• Material for this task
— start —

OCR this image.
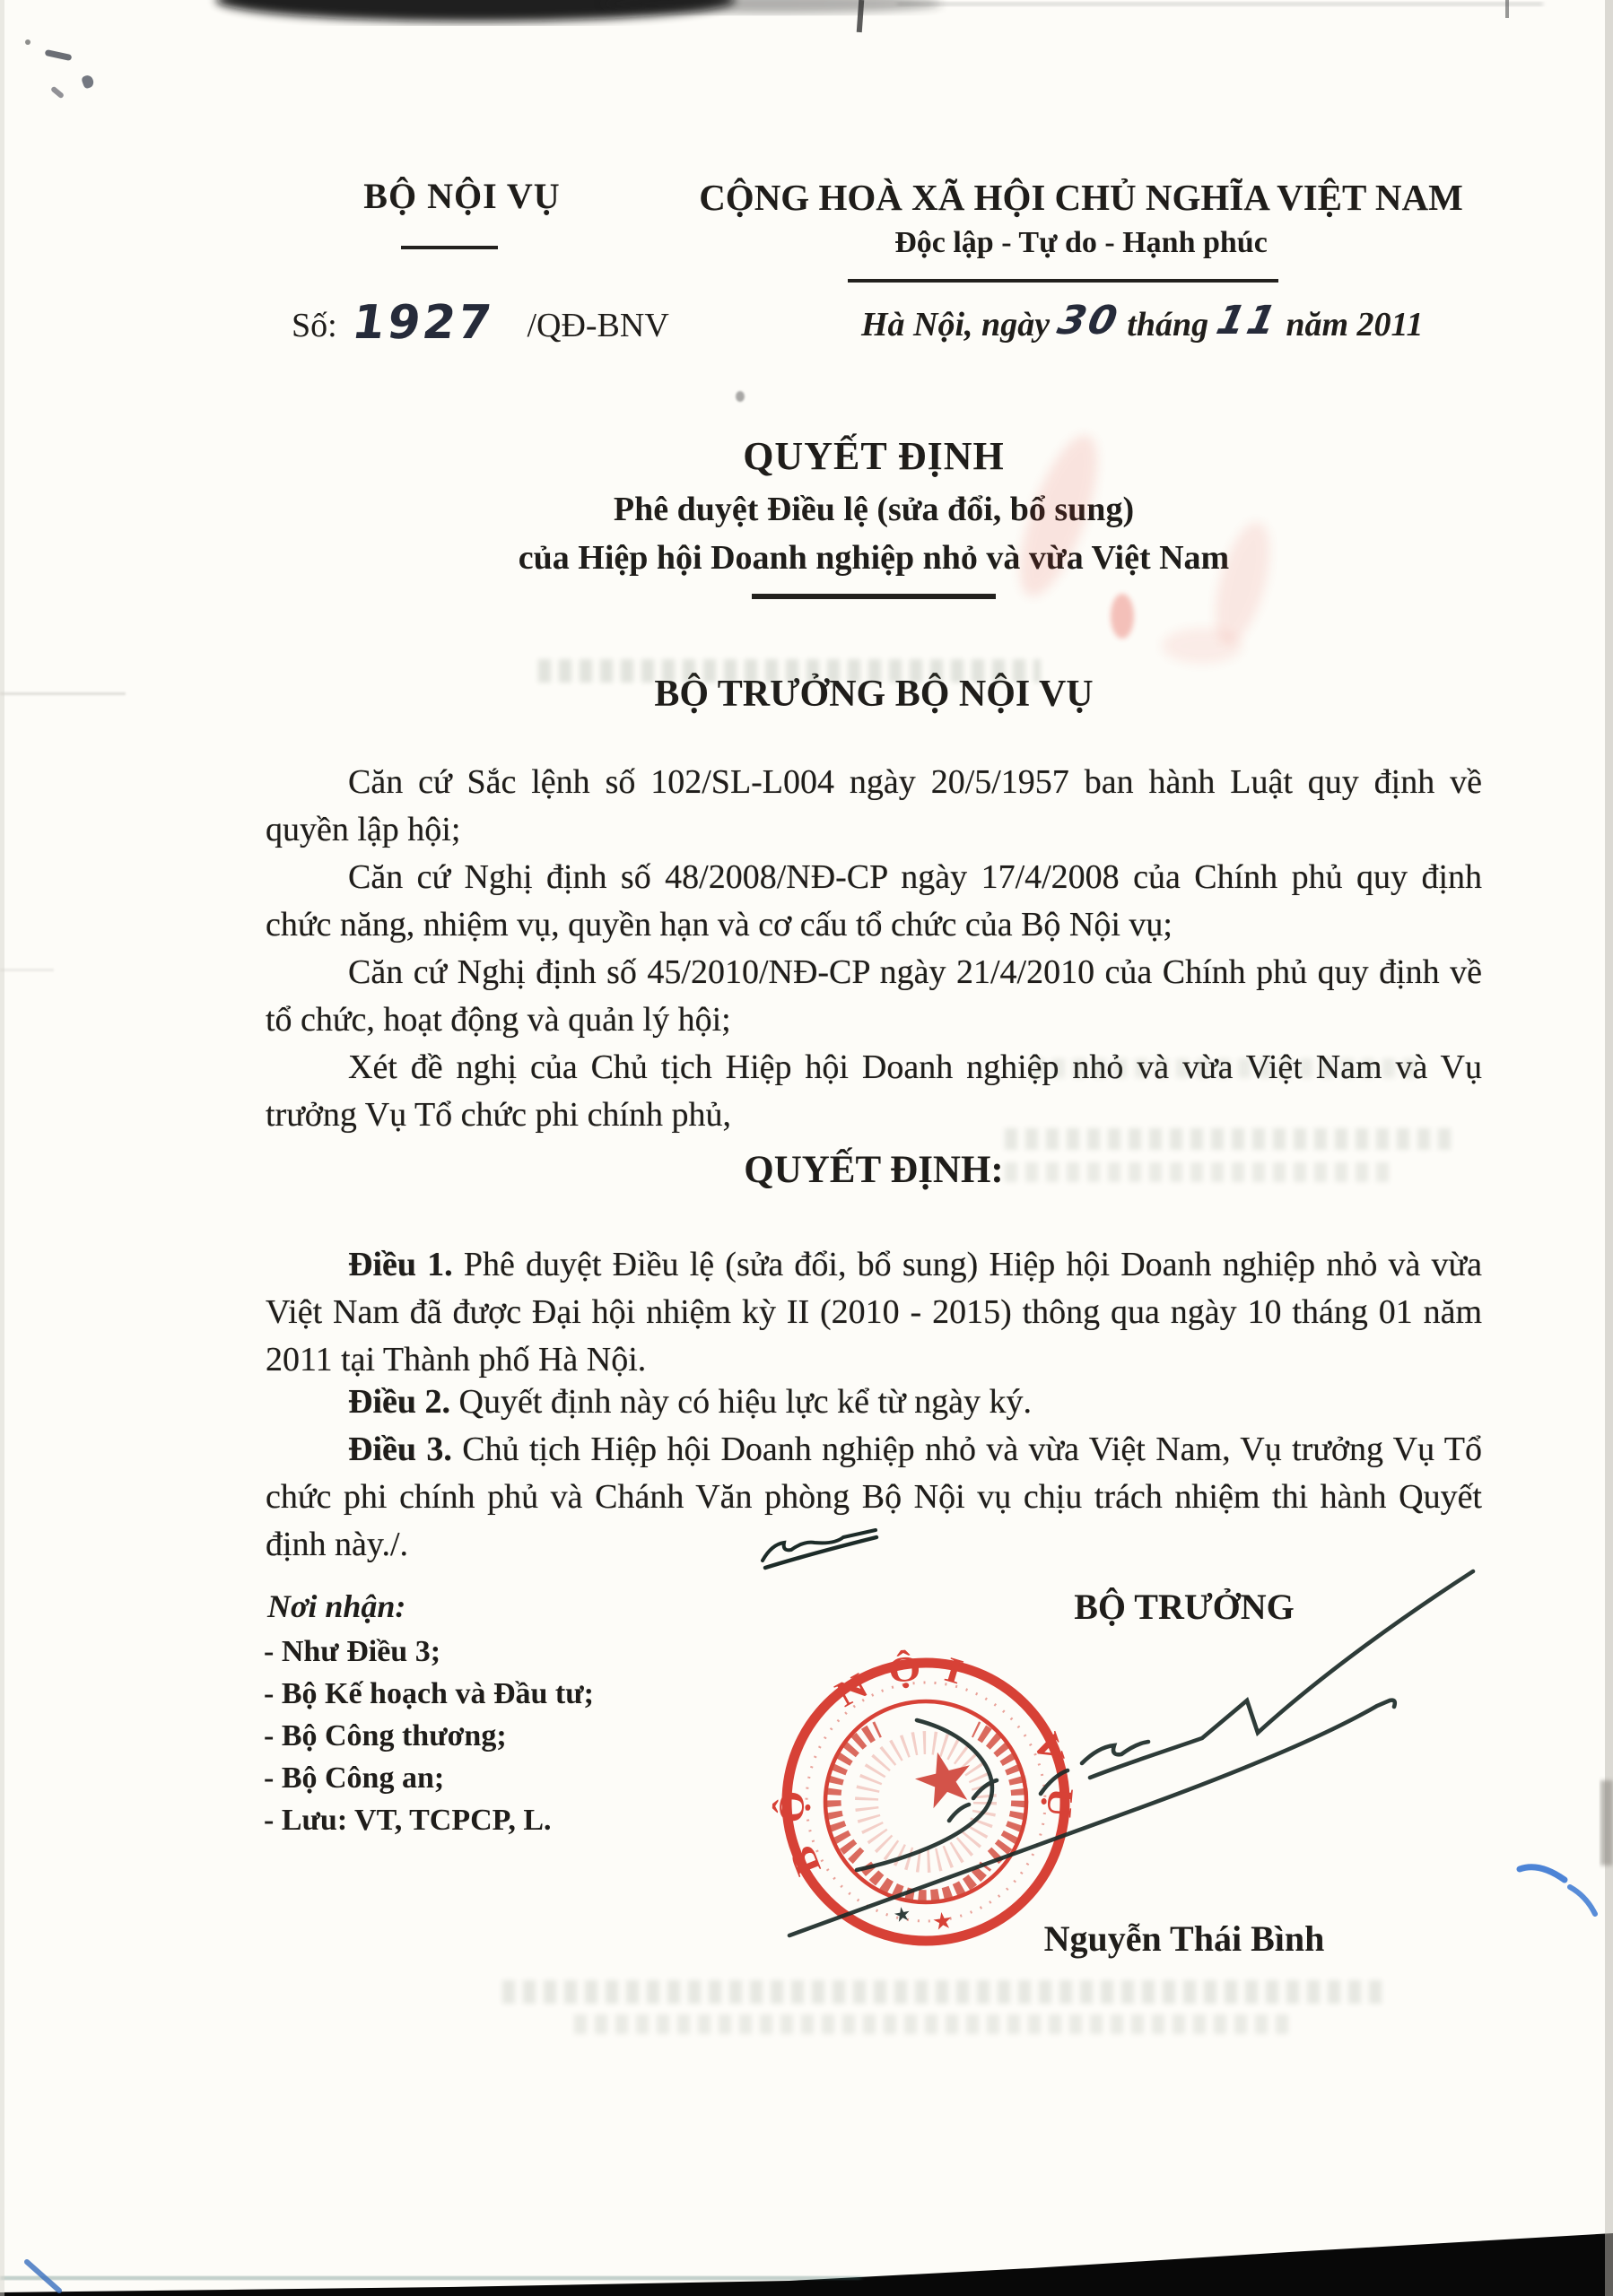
BỘ NỘI VỤ
Số: 1927 /QĐ-BNV
CỘNG HOÀ XÃ HỘI CHỦ NGHĨA VIỆT NAM
Độc lập - Tự do - Hạnh phúc
Hà Nội, ngày 30 tháng 11 năm 2011
QUYẾT ĐỊNH
Phê duyệt Điều lệ (sửa đổi, bổ sung)
của Hiệp hội Doanh nghiệp nhỏ và vừa Việt Nam
BỘ TRƯỞNG BỘ NỘI VỤ

Căn cứ Sắc lệnh số 102/SL-L004 ngày 20/5/1957 ban hành Luật quy định về quyền lập hội;

Căn cứ Nghị định số 48/2008/NĐ-CP ngày 17/4/2008 của Chính phủ quy định chức năng, nhiệm vụ, quyền hạn và cơ cấu tổ chức của Bộ Nội vụ;

Căn cứ Nghị định số 45/2010/NĐ-CP ngày 21/4/2010 của Chính phủ quy định về tổ chức, hoạt động và quản lý hội;

Xét đề nghị của Chủ tịch Hiệp hội Doanh nghiệp nhỏ và vừa Việt Nam và Vụ trưởng Vụ Tổ chức phi chính phủ,

QUYẾT ĐỊNH:

Điều 1. Phê duyệt Điều lệ (sửa đổi, bổ sung) Hiệp hội Doanh nghiệp nhỏ và vừa Việt Nam đã được Đại hội nhiệm kỳ II (2010 - 2015) thông qua ngày 10 tháng 01 năm 2011 tại Thành phố Hà Nội.

Điều 2. Quyết định này có hiệu lực kể từ ngày ký.

Điều 3. Chủ tịch Hiệp hội Doanh nghiệp nhỏ và vừa Việt Nam, Vụ trưởng Vụ Tổ chức phi chính phủ và Chánh Văn phòng Bộ Nội vụ chịu trách nhiệm thi hành Quyết định này./.

Nơi nhận:
- Như Điều 3;
- Bộ Kế hoạch và Đầu tư;
- Bộ Công thương;
- Bộ Công an;
- Lưu: VT, TCPCP, L.
BỘ TRƯỞNG
Nguyễn Thái Bình
BỘ NỘI VỤ
★
★
★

— end —

• Description of the task
Keep the pictures out of the copy and return the rest of the data above exactly.

• Answer below
OCR this image.
BỘ NỘI VỤ
Số: 1927 /QĐ-BNV
CỘNG HOÀ XÃ HỘI CHỦ NGHĨA VIỆT NAM
Độc lập - Tự do - Hạnh phúc
Hà Nội, ngày 30 tháng 11 năm 2011
QUYẾT ĐỊNH
Phê duyệt Điều lệ (sửa đổi, bổ sung)
của Hiệp hội Doanh nghiệp nhỏ và vừa Việt Nam
BỘ TRƯỞNG BỘ NỘI VỤ

Căn cứ Sắc lệnh số 102/SL-L004 ngày 20/5/1957 ban hành Luật quy định về quyền lập hội;

Căn cứ Nghị định số 48/2008/NĐ-CP ngày 17/4/2008 của Chính phủ quy định chức năng, nhiệm vụ, quyền hạn và cơ cấu tổ chức của Bộ Nội vụ;

Căn cứ Nghị định số 45/2010/NĐ-CP ngày 21/4/2010 của Chính phủ quy định về tổ chức, hoạt động và quản lý hội;

Xét đề nghị của Chủ tịch Hiệp hội Doanh nghiệp nhỏ và vừa Việt Nam và Vụ trưởng Vụ Tổ chức phi chính phủ,

QUYẾT ĐỊNH:

Điều 1. Phê duyệt Điều lệ (sửa đổi, bổ sung) Hiệp hội Doanh nghiệp nhỏ và vừa Việt Nam đã được Đại hội nhiệm kỳ II (2010 - 2015) thông qua ngày 10 tháng 01 năm 2011 tại Thành phố Hà Nội.

Điều 2. Quyết định này có hiệu lực kể từ ngày ký.

Điều 3. Chủ tịch Hiệp hội Doanh nghiệp nhỏ và vừa Việt Nam, Vụ trưởng Vụ Tổ chức phi chính phủ và Chánh Văn phòng Bộ Nội vụ chịu trách nhiệm thi hành Quyết định này./.

Nơi nhận:
- Như Điều 3;
- Bộ Kế hoạch và Đầu tư;
- Bộ Công thương;
- Bộ Công an;
- Lưu: VT, TCPCP, L.
BỘ TRƯỞNG
Nguyễn Thái Bình
BỘ NỘI VỤ
★
★
★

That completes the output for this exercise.